— start of Records —

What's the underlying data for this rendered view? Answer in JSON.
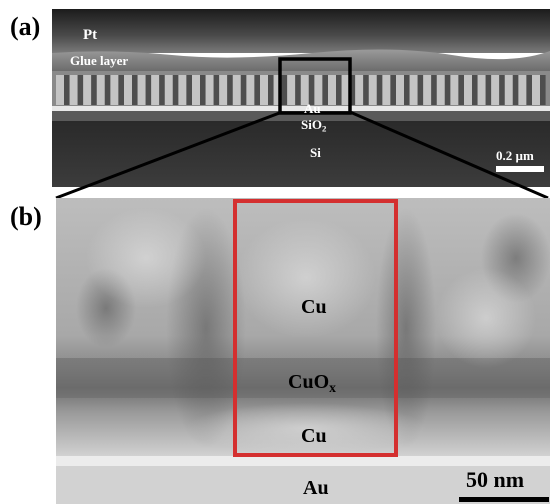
{
  "panel_a": {
    "label": "(a)",
    "layers": {
      "pt": "Pt",
      "glue": "Glue layer",
      "au": "Au",
      "sio2_base": "SiO",
      "sio2_sub": "2",
      "si": "Si"
    },
    "scale_bar": "0.2 µm",
    "pillar_count": 36
  },
  "panel_b": {
    "label": "(b)",
    "layers": {
      "cu_top": "Cu",
      "cuox_base": "CuO",
      "cuox_sub": "x",
      "cu_bottom": "Cu",
      "au": "Au"
    },
    "scale_bar": "50 nm"
  },
  "colors": {
    "highlight_box_a": "#000000",
    "highlight_box_b": "#d42f2f",
    "text_on_image": "#ffffff"
  }
}
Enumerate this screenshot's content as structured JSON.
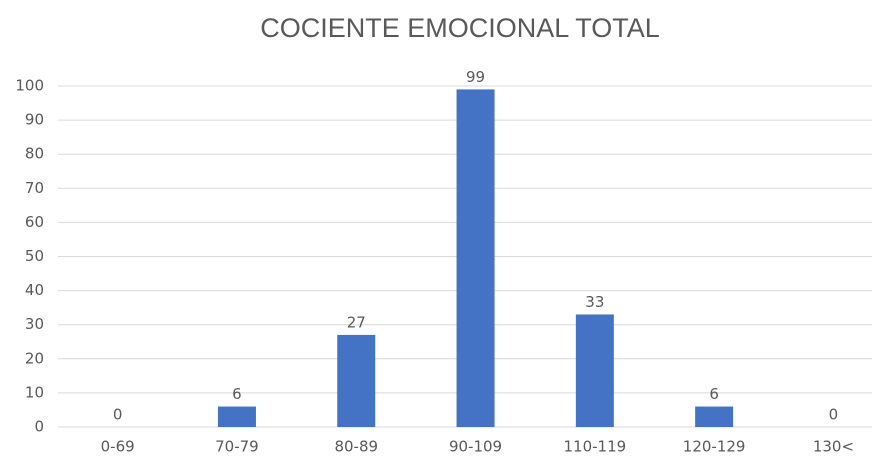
{
  "chart_data": {
    "type": "bar",
    "title": "COCIENTE EMOCIONAL TOTAL",
    "categories": [
      "0-69",
      "70-79",
      "80-89",
      "90-109",
      "110-119",
      "120-129",
      "130<"
    ],
    "values": [
      0,
      6,
      27,
      99,
      33,
      6,
      0
    ],
    "color": "#4472c4",
    "ylim": [
      0,
      100
    ],
    "yticks": [
      0,
      10,
      20,
      30,
      40,
      50,
      60,
      70,
      80,
      90,
      100
    ],
    "grid": true
  }
}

— end of Records —

From the entries above, extract each line containing "this".

■ **Final answer**
What's the underlying data for this rendered view? Answer in JSON.
Enumerate this screenshot's content as structured JSON.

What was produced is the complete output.